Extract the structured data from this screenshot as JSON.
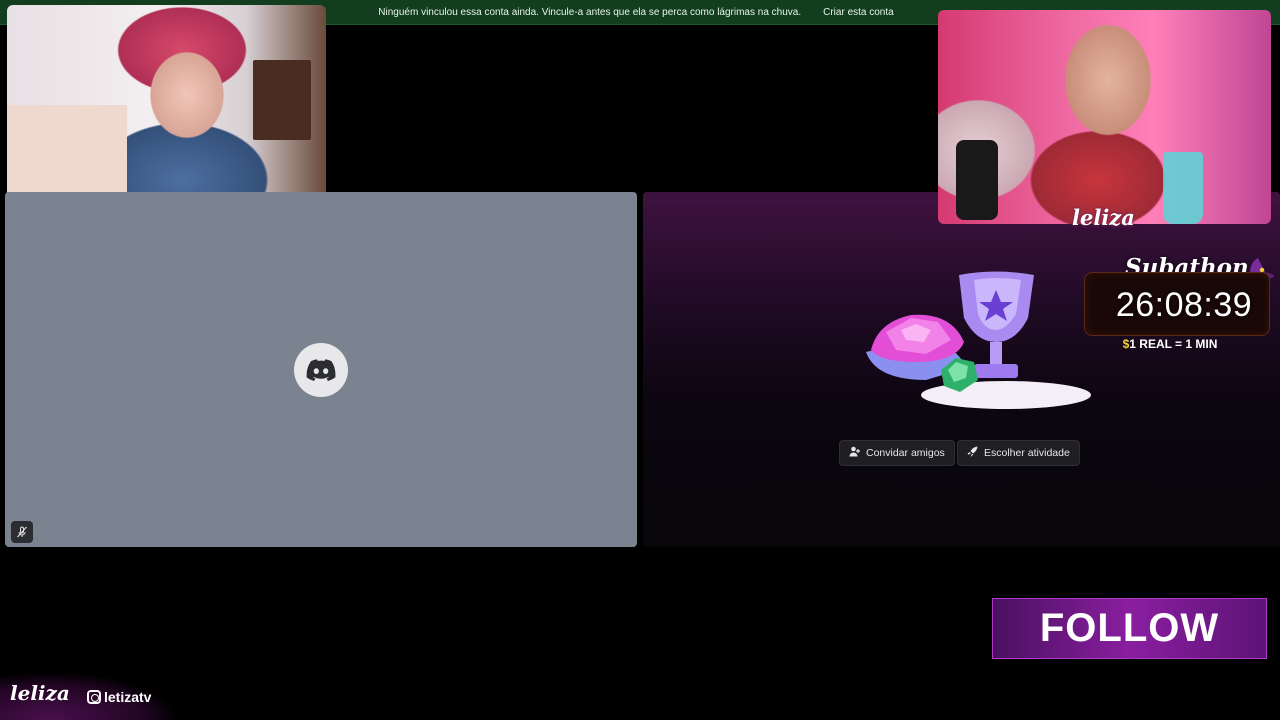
{
  "banner": {
    "message": "Ninguém vinculou essa conta ainda. Vincule-a antes que ela se perca como lágrimas na chuva.",
    "action_label": "Criar esta conta"
  },
  "activity": {
    "invite_label": "Convidar amigos",
    "choose_activity_label": "Escolher atividade"
  },
  "overlay": {
    "signature": "leliza",
    "subathon_title": "Subathon",
    "timer": "26:08:39",
    "rate_dollar": "$",
    "rate_text": "1 REAL = 1 MIN",
    "follow_label": "FOLLOW",
    "brand": "leliza",
    "instagram_handle": "letizatv"
  },
  "colors": {
    "banner_bg": "#123d1f",
    "tile_grey": "#7b8290",
    "follow_bg": "#8a1ea0",
    "accent_gold": "#f6d23a"
  },
  "icons": {
    "discord": "discord-logo-icon",
    "mute": "mic-muted-icon",
    "invite": "add-friend-icon",
    "activity": "rocket-icon",
    "instagram": "instagram-icon"
  }
}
--
WHAT YOU WILL DO – Copy each line exactly, and leave the pictures out of your copy.

IN RESPONSE –
Extract the structured data from this screenshot as JSON.
{
  "banner": {
    "message": "Ninguém vinculou essa conta ainda. Vincule-a antes que ela se perca como lágrimas na chuva.",
    "action_label": "Criar esta conta"
  },
  "activity": {
    "invite_label": "Convidar amigos",
    "choose_activity_label": "Escolher atividade"
  },
  "overlay": {
    "signature": "leliza",
    "subathon_title": "Subathon",
    "timer": "26:08:39",
    "rate_dollar": "$",
    "rate_text": "1 REAL = 1 MIN",
    "follow_label": "FOLLOW",
    "brand": "leliza",
    "instagram_handle": "letizatv"
  },
  "colors": {
    "banner_bg": "#123d1f",
    "tile_grey": "#7b8290",
    "follow_bg": "#8a1ea0",
    "accent_gold": "#f6d23a"
  },
  "icons": {
    "discord": "discord-logo-icon",
    "mute": "mic-muted-icon",
    "invite": "add-friend-icon",
    "activity": "rocket-icon",
    "instagram": "instagram-icon"
  }
}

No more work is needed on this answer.